**Task**
Copy out the rows that follow, unchanged, from the first row through the row holding "39, 94, 53]", both included.
***
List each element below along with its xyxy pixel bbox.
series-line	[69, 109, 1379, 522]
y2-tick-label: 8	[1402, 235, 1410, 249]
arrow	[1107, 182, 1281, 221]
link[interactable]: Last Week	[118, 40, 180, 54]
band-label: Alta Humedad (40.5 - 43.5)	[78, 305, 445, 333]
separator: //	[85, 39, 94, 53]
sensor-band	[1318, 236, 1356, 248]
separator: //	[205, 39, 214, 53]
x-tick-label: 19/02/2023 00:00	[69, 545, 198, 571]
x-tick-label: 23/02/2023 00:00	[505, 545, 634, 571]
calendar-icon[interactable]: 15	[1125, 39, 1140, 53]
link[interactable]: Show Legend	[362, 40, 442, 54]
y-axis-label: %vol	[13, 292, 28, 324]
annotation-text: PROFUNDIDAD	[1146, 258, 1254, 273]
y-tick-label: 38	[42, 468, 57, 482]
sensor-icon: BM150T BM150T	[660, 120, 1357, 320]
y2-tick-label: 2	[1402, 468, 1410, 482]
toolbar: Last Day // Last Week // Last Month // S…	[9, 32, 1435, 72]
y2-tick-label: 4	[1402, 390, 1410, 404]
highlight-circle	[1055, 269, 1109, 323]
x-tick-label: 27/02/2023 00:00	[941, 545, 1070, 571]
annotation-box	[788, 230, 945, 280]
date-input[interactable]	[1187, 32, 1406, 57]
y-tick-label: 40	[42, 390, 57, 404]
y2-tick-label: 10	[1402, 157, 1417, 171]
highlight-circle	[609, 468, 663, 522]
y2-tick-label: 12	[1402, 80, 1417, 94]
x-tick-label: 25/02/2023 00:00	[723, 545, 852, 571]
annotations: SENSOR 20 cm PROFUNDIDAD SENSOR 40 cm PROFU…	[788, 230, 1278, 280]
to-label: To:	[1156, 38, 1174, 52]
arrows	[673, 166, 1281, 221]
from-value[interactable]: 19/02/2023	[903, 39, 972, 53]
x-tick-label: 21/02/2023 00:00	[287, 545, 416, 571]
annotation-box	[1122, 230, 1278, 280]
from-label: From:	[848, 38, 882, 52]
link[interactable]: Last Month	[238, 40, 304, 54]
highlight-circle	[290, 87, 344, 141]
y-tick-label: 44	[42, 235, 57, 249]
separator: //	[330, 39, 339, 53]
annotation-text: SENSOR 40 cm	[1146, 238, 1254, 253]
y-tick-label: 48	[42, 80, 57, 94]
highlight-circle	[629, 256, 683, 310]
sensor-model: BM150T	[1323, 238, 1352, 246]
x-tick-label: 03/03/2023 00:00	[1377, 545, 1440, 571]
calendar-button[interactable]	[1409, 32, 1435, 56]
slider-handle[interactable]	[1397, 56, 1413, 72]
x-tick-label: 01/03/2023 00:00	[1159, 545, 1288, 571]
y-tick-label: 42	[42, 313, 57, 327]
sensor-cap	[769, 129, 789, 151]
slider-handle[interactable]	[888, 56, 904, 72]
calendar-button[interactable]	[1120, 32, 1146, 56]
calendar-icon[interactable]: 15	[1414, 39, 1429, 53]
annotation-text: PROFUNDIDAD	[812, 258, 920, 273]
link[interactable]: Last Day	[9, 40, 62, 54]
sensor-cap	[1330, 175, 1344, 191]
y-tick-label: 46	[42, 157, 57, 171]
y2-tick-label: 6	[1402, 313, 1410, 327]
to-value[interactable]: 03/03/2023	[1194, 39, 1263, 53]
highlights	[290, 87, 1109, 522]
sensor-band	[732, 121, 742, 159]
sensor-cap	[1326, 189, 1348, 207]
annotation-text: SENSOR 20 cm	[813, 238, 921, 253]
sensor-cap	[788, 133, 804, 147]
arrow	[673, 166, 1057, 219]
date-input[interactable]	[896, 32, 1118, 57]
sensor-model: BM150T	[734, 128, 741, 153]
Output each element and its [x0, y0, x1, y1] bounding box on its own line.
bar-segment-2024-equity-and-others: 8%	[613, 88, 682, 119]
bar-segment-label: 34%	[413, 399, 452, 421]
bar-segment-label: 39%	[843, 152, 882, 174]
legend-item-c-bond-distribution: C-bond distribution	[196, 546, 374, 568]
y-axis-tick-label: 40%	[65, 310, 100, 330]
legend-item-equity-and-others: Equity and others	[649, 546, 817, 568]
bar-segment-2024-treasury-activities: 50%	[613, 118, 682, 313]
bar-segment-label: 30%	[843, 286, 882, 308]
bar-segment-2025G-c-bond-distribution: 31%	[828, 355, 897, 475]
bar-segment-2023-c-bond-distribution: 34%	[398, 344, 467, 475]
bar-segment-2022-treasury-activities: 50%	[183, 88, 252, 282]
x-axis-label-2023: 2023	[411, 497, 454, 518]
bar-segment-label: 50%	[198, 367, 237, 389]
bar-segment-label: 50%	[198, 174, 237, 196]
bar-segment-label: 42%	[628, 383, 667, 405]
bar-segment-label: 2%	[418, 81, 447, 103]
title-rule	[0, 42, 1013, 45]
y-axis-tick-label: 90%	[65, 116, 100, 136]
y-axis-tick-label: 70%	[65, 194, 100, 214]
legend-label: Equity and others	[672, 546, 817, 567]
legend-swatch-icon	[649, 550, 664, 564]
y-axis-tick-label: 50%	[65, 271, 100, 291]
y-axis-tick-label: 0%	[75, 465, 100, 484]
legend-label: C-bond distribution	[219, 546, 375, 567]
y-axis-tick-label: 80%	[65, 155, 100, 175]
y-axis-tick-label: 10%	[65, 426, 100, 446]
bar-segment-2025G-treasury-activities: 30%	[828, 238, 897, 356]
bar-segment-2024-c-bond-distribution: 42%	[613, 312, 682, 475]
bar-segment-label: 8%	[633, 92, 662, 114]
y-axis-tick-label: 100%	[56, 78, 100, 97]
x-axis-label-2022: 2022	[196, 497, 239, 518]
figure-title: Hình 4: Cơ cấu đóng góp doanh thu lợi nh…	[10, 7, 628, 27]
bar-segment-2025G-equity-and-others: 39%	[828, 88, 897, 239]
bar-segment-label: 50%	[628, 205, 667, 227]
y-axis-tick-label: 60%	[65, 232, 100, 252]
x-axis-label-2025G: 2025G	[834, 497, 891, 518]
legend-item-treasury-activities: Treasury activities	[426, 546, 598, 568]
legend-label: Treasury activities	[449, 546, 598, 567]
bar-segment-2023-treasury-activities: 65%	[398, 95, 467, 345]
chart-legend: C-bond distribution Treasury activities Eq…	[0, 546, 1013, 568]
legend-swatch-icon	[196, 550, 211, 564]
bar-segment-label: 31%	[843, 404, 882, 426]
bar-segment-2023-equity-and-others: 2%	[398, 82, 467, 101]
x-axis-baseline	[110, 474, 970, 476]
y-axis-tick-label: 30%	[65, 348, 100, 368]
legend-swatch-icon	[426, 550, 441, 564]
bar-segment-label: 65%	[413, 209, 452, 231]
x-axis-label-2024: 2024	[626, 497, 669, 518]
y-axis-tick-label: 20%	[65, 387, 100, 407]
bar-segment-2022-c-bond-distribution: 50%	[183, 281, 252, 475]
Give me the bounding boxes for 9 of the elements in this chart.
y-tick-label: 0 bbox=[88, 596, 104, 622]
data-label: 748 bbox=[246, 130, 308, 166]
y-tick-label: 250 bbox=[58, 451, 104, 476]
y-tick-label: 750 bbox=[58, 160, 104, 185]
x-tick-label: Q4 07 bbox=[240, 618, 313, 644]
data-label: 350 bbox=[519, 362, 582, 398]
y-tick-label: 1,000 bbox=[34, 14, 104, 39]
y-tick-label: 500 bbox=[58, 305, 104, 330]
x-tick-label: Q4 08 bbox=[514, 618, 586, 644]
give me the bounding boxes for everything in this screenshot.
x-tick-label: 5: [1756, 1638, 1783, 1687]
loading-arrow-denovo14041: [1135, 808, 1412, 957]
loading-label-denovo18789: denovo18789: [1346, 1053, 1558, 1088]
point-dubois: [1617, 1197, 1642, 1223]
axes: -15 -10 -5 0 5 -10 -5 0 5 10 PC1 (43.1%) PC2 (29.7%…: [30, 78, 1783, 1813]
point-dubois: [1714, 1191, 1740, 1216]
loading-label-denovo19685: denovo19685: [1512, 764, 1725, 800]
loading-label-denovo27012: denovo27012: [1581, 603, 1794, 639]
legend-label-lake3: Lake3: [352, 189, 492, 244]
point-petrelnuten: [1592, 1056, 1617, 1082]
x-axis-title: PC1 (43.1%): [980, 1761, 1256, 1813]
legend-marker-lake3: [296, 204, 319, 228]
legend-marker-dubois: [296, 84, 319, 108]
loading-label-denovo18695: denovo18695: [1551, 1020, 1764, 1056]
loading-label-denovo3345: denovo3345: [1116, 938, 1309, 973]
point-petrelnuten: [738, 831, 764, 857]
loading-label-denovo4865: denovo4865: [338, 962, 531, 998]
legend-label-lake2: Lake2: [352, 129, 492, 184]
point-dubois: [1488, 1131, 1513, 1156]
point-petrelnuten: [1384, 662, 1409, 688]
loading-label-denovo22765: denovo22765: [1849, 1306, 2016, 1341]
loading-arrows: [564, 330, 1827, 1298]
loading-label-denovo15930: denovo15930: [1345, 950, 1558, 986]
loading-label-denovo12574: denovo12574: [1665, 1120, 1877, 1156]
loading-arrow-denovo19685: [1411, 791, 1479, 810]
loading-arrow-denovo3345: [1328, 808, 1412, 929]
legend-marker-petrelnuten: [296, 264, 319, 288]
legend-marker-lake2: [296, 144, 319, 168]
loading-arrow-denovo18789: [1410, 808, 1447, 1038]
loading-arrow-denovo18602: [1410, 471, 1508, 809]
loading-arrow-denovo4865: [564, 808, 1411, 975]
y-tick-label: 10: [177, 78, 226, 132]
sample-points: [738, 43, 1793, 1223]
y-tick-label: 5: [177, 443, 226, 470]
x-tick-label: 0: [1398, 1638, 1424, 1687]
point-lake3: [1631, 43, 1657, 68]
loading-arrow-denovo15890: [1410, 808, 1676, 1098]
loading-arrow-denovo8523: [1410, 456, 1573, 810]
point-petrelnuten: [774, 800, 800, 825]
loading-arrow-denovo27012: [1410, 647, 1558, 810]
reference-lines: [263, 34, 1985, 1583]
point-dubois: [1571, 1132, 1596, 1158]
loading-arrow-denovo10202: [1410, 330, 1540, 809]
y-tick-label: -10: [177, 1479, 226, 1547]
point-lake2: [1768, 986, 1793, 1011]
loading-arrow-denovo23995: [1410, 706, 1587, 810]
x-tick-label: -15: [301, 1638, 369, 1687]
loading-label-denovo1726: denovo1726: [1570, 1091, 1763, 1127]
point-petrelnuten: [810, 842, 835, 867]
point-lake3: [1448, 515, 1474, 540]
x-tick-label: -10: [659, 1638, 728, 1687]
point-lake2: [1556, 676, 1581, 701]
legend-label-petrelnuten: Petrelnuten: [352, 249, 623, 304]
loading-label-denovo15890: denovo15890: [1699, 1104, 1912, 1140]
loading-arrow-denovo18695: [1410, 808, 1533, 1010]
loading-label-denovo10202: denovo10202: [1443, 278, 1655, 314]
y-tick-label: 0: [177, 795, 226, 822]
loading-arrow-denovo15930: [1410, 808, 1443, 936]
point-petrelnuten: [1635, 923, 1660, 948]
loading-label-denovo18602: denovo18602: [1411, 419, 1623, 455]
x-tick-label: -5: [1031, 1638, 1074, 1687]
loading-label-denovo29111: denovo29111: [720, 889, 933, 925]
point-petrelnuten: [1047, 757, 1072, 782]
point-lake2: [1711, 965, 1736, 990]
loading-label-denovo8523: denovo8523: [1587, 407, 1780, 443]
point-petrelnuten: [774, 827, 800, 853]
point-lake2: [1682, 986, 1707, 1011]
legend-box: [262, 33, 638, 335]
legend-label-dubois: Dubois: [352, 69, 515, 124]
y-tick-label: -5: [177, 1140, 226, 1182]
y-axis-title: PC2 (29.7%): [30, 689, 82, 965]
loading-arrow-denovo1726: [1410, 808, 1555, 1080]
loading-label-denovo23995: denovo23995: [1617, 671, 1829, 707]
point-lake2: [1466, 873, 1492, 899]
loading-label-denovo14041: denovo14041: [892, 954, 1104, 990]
***
**Answer for the task**
List each element below along with its xyxy pixel bbox.
series-line	[69, 109, 1379, 522]
y2-tick-label: 8	[1402, 235, 1410, 249]
arrow	[1107, 182, 1281, 221]
link[interactable]: Last Week	[118, 40, 180, 54]
band-label: Alta Humedad (40.5 - 43.5)	[78, 305, 445, 333]
separator: //	[85, 39, 94, 53]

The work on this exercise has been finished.